Document transcript data:
___
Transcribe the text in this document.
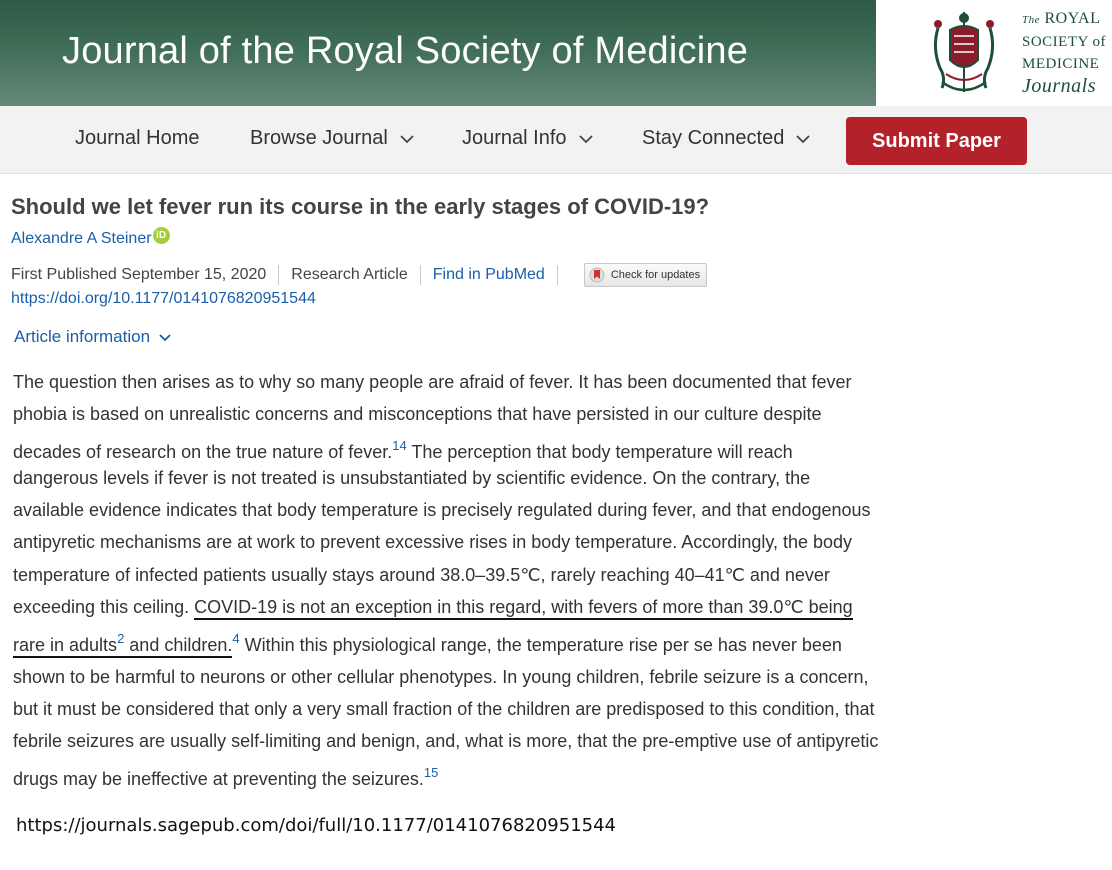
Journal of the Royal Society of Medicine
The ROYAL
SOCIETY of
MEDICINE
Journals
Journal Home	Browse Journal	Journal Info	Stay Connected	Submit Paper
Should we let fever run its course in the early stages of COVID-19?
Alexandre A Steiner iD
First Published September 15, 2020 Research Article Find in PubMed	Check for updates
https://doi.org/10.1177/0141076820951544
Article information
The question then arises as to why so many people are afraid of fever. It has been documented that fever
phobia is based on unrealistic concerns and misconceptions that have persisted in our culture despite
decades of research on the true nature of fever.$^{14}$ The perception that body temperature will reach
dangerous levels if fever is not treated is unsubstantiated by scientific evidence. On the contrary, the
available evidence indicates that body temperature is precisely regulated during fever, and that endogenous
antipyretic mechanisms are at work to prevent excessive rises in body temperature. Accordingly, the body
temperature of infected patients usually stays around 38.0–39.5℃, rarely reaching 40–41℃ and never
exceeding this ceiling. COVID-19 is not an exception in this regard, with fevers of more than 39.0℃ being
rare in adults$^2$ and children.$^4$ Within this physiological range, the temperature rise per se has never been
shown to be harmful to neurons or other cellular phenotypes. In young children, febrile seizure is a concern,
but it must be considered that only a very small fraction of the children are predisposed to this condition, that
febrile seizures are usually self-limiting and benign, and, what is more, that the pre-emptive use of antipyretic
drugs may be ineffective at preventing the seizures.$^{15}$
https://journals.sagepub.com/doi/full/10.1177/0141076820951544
___
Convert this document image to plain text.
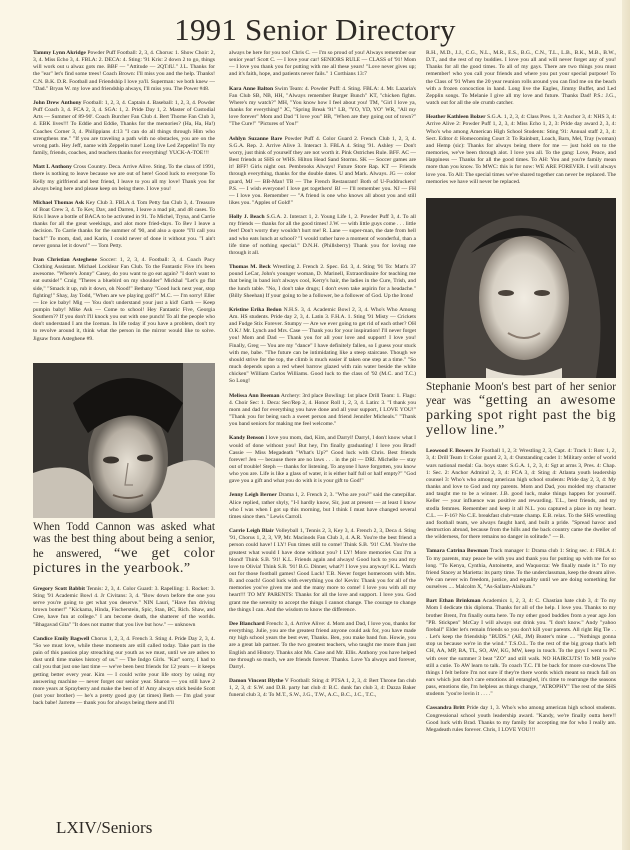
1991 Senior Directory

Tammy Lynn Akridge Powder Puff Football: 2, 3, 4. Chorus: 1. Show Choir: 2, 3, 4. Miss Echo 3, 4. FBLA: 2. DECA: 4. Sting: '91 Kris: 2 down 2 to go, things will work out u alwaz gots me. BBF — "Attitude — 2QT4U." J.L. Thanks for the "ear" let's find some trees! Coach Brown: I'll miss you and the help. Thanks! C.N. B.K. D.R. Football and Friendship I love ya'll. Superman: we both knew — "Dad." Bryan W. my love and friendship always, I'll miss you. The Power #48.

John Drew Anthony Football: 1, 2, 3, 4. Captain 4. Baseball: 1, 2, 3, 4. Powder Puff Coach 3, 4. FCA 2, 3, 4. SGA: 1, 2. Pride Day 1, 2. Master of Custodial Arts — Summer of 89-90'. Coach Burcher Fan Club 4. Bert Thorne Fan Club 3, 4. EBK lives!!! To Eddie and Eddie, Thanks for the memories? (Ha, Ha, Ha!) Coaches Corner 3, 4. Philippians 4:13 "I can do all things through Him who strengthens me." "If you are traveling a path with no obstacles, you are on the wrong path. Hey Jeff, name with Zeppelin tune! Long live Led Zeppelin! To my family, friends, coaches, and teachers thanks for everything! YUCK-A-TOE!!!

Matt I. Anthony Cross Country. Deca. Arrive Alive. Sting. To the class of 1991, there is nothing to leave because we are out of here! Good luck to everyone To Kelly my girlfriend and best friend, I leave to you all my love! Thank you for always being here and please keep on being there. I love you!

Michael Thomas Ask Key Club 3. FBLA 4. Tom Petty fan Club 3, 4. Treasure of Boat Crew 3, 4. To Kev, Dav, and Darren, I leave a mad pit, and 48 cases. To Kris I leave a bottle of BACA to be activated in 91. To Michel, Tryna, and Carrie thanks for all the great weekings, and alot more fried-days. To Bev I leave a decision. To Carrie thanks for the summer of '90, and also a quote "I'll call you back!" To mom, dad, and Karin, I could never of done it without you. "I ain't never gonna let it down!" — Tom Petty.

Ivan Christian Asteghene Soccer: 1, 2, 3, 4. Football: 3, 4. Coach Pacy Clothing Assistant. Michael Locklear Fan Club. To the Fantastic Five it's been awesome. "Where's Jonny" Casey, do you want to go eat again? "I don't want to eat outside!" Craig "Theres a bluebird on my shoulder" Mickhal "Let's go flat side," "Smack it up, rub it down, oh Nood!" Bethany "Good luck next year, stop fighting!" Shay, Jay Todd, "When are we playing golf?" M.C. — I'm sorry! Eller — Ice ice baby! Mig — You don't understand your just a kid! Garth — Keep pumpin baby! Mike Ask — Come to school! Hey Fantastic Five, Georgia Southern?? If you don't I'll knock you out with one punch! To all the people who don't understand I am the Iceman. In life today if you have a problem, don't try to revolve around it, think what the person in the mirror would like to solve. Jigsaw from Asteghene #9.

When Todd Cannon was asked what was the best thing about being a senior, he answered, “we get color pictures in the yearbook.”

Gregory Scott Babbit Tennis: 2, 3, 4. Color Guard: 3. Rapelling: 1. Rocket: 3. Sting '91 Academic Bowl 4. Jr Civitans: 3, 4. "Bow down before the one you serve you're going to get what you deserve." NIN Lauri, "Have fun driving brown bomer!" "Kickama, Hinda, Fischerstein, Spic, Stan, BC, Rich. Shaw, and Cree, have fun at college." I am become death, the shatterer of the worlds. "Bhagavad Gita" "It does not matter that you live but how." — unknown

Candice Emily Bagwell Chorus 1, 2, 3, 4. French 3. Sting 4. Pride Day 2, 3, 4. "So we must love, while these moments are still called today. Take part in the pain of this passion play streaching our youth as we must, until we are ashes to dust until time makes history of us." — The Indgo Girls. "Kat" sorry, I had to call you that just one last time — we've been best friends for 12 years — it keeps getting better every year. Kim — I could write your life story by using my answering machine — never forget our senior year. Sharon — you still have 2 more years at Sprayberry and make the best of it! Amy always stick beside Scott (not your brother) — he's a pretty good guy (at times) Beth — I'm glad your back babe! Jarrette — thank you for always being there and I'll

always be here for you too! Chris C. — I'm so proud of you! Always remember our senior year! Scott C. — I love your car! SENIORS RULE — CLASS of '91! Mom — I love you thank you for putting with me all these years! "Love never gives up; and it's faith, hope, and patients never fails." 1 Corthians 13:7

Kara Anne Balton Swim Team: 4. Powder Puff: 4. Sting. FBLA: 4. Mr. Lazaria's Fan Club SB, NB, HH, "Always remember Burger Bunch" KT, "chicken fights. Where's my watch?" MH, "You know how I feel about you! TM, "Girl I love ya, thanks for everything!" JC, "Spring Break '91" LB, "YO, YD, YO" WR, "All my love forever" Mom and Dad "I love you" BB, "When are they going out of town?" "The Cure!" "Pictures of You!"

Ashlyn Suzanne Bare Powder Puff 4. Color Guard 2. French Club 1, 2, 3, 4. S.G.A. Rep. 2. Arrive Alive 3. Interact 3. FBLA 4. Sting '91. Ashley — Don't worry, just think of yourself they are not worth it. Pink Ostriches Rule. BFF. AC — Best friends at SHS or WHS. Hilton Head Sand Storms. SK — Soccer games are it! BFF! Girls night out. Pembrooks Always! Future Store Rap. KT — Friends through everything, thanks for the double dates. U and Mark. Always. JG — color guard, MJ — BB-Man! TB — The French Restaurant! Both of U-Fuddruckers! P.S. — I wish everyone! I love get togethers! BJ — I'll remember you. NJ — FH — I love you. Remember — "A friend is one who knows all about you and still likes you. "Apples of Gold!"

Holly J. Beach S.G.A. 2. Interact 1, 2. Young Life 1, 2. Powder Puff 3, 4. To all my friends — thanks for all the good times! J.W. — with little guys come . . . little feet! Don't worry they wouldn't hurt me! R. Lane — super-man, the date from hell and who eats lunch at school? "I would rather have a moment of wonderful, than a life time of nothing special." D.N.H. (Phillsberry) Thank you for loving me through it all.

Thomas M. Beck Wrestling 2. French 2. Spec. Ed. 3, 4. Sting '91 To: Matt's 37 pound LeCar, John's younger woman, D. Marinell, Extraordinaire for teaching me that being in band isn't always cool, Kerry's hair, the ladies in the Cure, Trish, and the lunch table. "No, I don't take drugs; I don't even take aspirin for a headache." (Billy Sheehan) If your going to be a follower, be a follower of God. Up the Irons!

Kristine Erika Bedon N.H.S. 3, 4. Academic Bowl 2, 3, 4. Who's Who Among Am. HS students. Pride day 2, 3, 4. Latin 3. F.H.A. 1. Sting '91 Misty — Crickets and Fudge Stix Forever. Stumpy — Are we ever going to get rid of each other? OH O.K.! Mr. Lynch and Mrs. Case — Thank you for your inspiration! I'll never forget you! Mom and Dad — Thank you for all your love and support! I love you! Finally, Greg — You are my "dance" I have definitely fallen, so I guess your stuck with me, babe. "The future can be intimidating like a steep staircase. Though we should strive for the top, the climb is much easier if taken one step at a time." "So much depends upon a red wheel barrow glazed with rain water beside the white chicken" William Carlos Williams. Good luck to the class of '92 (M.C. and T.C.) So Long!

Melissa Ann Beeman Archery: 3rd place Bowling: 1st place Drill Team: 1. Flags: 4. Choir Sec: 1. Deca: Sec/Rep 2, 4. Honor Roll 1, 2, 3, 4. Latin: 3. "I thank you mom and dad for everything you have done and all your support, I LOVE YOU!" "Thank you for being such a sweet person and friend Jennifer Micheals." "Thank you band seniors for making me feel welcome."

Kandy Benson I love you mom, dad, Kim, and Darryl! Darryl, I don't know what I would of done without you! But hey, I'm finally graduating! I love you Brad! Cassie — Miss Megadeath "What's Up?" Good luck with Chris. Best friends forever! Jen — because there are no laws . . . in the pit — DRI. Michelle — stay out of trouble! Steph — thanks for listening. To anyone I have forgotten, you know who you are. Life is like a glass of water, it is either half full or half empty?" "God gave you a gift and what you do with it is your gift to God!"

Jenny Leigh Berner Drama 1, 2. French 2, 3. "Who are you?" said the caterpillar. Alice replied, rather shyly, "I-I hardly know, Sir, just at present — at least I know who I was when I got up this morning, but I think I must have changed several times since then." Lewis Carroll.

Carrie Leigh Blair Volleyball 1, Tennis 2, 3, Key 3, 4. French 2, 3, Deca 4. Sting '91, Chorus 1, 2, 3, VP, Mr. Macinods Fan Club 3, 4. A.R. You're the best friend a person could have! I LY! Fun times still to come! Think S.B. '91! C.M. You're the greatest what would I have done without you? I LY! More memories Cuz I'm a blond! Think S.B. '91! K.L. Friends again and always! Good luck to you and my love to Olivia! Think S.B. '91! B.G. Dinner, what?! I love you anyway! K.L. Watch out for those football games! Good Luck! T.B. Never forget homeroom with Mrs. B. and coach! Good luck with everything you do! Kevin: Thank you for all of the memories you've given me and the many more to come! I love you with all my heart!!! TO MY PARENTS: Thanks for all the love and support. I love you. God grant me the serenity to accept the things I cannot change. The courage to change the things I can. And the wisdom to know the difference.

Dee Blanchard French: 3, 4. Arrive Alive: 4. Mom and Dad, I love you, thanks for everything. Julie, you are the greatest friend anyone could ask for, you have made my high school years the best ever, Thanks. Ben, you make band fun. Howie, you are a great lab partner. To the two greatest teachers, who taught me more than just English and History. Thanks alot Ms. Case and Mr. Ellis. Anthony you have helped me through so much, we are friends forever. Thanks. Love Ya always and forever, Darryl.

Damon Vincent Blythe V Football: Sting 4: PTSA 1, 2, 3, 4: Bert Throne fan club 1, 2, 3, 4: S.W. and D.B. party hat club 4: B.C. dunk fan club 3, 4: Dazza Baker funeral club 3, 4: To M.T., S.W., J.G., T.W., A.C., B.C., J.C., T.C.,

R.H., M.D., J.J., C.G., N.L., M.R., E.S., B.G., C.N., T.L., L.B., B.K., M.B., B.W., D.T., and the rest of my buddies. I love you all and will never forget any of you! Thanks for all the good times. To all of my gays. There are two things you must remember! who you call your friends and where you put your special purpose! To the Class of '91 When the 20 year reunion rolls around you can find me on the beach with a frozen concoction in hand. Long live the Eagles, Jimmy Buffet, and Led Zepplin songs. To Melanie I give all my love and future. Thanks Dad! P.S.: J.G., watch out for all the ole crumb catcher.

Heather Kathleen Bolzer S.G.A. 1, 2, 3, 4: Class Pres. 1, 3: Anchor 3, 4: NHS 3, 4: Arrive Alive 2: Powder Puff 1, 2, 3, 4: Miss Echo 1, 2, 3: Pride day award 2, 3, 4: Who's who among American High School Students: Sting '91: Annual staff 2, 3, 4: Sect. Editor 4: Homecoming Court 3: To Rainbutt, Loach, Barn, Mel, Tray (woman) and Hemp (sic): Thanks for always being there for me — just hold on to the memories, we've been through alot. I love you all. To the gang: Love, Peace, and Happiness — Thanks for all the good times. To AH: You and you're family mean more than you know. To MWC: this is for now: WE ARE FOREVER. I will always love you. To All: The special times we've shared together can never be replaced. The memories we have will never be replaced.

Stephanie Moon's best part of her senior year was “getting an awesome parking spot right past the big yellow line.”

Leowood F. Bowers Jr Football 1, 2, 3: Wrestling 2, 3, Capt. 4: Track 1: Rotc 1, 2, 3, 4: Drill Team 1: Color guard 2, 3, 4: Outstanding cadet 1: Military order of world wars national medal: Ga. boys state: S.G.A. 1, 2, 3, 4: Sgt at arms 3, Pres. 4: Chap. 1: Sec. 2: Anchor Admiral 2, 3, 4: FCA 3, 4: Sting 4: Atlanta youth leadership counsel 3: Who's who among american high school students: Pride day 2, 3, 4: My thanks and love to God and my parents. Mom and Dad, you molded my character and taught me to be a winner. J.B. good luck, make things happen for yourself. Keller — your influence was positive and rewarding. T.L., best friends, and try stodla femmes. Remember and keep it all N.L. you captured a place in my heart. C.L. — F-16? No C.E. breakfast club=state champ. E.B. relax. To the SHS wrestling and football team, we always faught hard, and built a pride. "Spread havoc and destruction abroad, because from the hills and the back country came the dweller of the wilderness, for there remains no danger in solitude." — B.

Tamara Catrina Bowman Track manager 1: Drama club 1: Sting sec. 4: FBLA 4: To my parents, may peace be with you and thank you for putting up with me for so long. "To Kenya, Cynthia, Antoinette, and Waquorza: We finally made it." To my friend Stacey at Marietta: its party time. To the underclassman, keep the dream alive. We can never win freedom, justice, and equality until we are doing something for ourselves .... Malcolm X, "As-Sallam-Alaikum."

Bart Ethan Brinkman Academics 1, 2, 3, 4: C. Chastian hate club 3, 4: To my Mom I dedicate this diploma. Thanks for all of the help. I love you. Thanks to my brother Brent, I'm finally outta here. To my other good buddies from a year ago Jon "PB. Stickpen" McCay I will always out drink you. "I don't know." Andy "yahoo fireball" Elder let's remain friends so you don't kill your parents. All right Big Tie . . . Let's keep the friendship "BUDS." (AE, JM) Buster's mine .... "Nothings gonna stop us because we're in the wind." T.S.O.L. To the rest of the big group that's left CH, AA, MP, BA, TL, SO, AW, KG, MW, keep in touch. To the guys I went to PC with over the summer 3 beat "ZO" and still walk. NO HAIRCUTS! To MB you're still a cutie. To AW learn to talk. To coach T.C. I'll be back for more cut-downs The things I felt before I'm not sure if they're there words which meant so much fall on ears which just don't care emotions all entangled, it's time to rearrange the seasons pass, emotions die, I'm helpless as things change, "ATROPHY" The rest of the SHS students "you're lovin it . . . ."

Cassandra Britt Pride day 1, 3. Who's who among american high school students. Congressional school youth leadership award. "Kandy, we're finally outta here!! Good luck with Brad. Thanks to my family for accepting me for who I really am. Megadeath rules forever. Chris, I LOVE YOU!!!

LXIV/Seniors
___
■ **Required action**: Search the records for the word "Latin" and copy out every line that holds it.

■ **Answer box**:
Kristine Erika Bedon N.H.S. 3, 4. Academic Bowl 2, 3, 4. Who's Who Among Am. HS students. Pride day 2, 3, 4. Latin 3. F.H.A. 1. Sting '91 Misty — Crickets and Fudge Stix Forever. Stumpy — Are we ever going to get rid of each other? OH O.K.! Mr. Lynch and Mrs. Case — Thank you for your inspiration! I'll never forget you! Mom and Dad — Thank you for all your love and support! I love you! Finally, Greg — You are my "dance" I have definitely fallen, so I guess your stuck with me, babe. "The future can be intimidating like a steep staircase. Though we should strive for the top, the climb is much easier if taken one step at a time." "So much depends upon a red wheel barrow glazed with rain water beside the white chicken" William Carlos Williams. Good luck to the class of '92 (M.C. and T.C.) So Long!
Melissa Ann Beeman Archery: 3rd place Bowling: 1st place Drill Team: 1. Flags: 4. Choir Sec: 1. Deca: Sec/Rep 2, 4. Honor Roll 1, 2, 3, 4. Latin: 3. "I thank you mom and dad for everything you have done and all your support, I LOVE YOU!" "Thank you for being such a sweet person and friend Jennifer Micheals." "Thank you band seniors for making me feel welcome."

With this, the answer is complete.